— Start EXTRACTED INFORMATION —

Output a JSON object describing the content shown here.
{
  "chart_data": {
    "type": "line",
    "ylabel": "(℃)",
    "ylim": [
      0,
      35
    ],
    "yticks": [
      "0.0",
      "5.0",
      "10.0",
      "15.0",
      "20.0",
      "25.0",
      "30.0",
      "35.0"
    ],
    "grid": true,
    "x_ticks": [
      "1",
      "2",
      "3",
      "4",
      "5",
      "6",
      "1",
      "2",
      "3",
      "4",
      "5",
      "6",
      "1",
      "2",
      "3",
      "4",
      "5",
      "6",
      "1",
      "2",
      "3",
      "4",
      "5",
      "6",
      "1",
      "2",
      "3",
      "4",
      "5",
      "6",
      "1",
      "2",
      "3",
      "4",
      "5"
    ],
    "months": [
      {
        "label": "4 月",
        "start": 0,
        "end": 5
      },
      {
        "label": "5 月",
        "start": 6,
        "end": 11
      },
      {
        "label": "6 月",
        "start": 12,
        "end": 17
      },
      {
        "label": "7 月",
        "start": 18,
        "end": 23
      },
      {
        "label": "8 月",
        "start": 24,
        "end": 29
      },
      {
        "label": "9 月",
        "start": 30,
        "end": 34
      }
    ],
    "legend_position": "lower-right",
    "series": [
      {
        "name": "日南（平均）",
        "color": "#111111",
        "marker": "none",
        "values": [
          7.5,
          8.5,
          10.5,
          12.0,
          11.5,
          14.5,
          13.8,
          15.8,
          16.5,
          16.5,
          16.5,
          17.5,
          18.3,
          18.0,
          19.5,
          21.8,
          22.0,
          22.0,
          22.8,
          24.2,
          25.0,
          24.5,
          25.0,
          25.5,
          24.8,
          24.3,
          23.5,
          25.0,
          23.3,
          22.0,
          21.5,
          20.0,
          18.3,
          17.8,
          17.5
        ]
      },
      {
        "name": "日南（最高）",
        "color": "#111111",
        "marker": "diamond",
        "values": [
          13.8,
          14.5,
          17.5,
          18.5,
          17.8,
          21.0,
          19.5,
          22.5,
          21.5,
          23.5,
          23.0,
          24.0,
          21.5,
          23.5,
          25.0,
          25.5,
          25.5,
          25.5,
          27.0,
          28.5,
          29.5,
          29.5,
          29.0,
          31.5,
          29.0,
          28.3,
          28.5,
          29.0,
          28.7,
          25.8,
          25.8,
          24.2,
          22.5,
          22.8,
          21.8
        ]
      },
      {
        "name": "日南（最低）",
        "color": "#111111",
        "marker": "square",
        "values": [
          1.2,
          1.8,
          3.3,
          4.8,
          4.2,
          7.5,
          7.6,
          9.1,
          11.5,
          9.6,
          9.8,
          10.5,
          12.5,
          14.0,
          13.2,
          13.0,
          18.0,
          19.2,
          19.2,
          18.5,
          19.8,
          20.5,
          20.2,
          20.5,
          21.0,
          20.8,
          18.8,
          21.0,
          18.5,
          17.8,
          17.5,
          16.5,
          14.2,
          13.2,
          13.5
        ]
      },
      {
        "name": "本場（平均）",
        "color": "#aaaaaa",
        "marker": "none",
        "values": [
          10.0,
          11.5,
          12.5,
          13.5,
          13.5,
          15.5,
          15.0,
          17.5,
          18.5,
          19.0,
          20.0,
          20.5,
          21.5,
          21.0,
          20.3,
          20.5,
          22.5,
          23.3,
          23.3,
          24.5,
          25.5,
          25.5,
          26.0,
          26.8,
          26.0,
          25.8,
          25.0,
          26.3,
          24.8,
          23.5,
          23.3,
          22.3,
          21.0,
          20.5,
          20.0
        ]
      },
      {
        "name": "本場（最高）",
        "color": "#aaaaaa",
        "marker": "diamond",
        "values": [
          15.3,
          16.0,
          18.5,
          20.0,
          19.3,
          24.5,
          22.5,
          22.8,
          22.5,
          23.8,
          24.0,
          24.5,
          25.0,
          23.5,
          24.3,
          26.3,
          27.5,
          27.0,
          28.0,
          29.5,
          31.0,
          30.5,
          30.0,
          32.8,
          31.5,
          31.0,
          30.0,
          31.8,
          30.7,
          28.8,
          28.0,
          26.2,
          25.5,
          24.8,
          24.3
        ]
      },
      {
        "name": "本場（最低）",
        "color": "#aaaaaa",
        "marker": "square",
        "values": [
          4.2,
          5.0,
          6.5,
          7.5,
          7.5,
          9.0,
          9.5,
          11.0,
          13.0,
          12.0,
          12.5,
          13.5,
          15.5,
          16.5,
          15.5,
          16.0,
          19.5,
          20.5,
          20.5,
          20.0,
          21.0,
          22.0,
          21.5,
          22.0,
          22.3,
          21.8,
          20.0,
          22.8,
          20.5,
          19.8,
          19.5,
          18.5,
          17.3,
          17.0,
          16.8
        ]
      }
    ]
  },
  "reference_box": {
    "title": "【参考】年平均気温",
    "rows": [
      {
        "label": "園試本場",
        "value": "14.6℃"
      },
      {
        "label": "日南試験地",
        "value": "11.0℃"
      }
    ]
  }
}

— End EXTRACTED INFORMATION —

AIM:
Copy down the material exactly as written.

OUTPUT OF THE TASK:
Output a JSON object describing the content shown here.
{
  "chart_data": {
    "type": "line",
    "ylabel": "(℃)",
    "ylim": [
      0,
      35
    ],
    "yticks": [
      "0.0",
      "5.0",
      "10.0",
      "15.0",
      "20.0",
      "25.0",
      "30.0",
      "35.0"
    ],
    "grid": true,
    "x_ticks": [
      "1",
      "2",
      "3",
      "4",
      "5",
      "6",
      "1",
      "2",
      "3",
      "4",
      "5",
      "6",
      "1",
      "2",
      "3",
      "4",
      "5",
      "6",
      "1",
      "2",
      "3",
      "4",
      "5",
      "6",
      "1",
      "2",
      "3",
      "4",
      "5",
      "6",
      "1",
      "2",
      "3",
      "4",
      "5"
    ],
    "months": [
      {
        "label": "4 月",
        "start": 0,
        "end": 5
      },
      {
        "label": "5 月",
        "start": 6,
        "end": 11
      },
      {
        "label": "6 月",
        "start": 12,
        "end": 17
      },
      {
        "label": "7 月",
        "start": 18,
        "end": 23
      },
      {
        "label": "8 月",
        "start": 24,
        "end": 29
      },
      {
        "label": "9 月",
        "start": 30,
        "end": 34
      }
    ],
    "legend_position": "lower-right",
    "series": [
      {
        "name": "日南（平均）",
        "color": "#111111",
        "marker": "none",
        "values": [
          7.5,
          8.5,
          10.5,
          12.0,
          11.5,
          14.5,
          13.8,
          15.8,
          16.5,
          16.5,
          16.5,
          17.5,
          18.3,
          18.0,
          19.5,
          21.8,
          22.0,
          22.0,
          22.8,
          24.2,
          25.0,
          24.5,
          25.0,
          25.5,
          24.8,
          24.3,
          23.5,
          25.0,
          23.3,
          22.0,
          21.5,
          20.0,
          18.3,
          17.8,
          17.5
        ]
      },
      {
        "name": "日南（最高）",
        "color": "#111111",
        "marker": "diamond",
        "values": [
          13.8,
          14.5,
          17.5,
          18.5,
          17.8,
          21.0,
          19.5,
          22.5,
          21.5,
          23.5,
          23.0,
          24.0,
          21.5,
          23.5,
          25.0,
          25.5,
          25.5,
          25.5,
          27.0,
          28.5,
          29.5,
          29.5,
          29.0,
          31.5,
          29.0,
          28.3,
          28.5,
          29.0,
          28.7,
          25.8,
          25.8,
          24.2,
          22.5,
          22.8,
          21.8
        ]
      },
      {
        "name": "日南（最低）",
        "color": "#111111",
        "marker": "square",
        "values": [
          1.2,
          1.8,
          3.3,
          4.8,
          4.2,
          7.5,
          7.6,
          9.1,
          11.5,
          9.6,
          9.8,
          10.5,
          12.5,
          14.0,
          13.2,
          13.0,
          18.0,
          19.2,
          19.2,
          18.5,
          19.8,
          20.5,
          20.2,
          20.5,
          21.0,
          20.8,
          18.8,
          21.0,
          18.5,
          17.8,
          17.5,
          16.5,
          14.2,
          13.2,
          13.5
        ]
      },
      {
        "name": "本場（平均）",
        "color": "#aaaaaa",
        "marker": "none",
        "values": [
          10.0,
          11.5,
          12.5,
          13.5,
          13.5,
          15.5,
          15.0,
          17.5,
          18.5,
          19.0,
          20.0,
          20.5,
          21.5,
          21.0,
          20.3,
          20.5,
          22.5,
          23.3,
          23.3,
          24.5,
          25.5,
          25.5,
          26.0,
          26.8,
          26.0,
          25.8,
          25.0,
          26.3,
          24.8,
          23.5,
          23.3,
          22.3,
          21.0,
          20.5,
          20.0
        ]
      },
      {
        "name": "本場（最高）",
        "color": "#aaaaaa",
        "marker": "diamond",
        "values": [
          15.3,
          16.0,
          18.5,
          20.0,
          19.3,
          24.5,
          22.5,
          22.8,
          22.5,
          23.8,
          24.0,
          24.5,
          25.0,
          23.5,
          24.3,
          26.3,
          27.5,
          27.0,
          28.0,
          29.5,
          31.0,
          30.5,
          30.0,
          32.8,
          31.5,
          31.0,
          30.0,
          31.8,
          30.7,
          28.8,
          28.0,
          26.2,
          25.5,
          24.8,
          24.3
        ]
      },
      {
        "name": "本場（最低）",
        "color": "#aaaaaa",
        "marker": "square",
        "values": [
          4.2,
          5.0,
          6.5,
          7.5,
          7.5,
          9.0,
          9.5,
          11.0,
          13.0,
          12.0,
          12.5,
          13.5,
          15.5,
          16.5,
          15.5,
          16.0,
          19.5,
          20.5,
          20.5,
          20.0,
          21.0,
          22.0,
          21.5,
          22.0,
          22.3,
          21.8,
          20.0,
          22.8,
          20.5,
          19.8,
          19.5,
          18.5,
          17.3,
          17.0,
          16.8
        ]
      }
    ]
  },
  "reference_box": {
    "title": "【参考】年平均気温",
    "rows": [
      {
        "label": "園試本場",
        "value": "14.6℃"
      },
      {
        "label": "日南試験地",
        "value": "11.0℃"
      }
    ]
  }
}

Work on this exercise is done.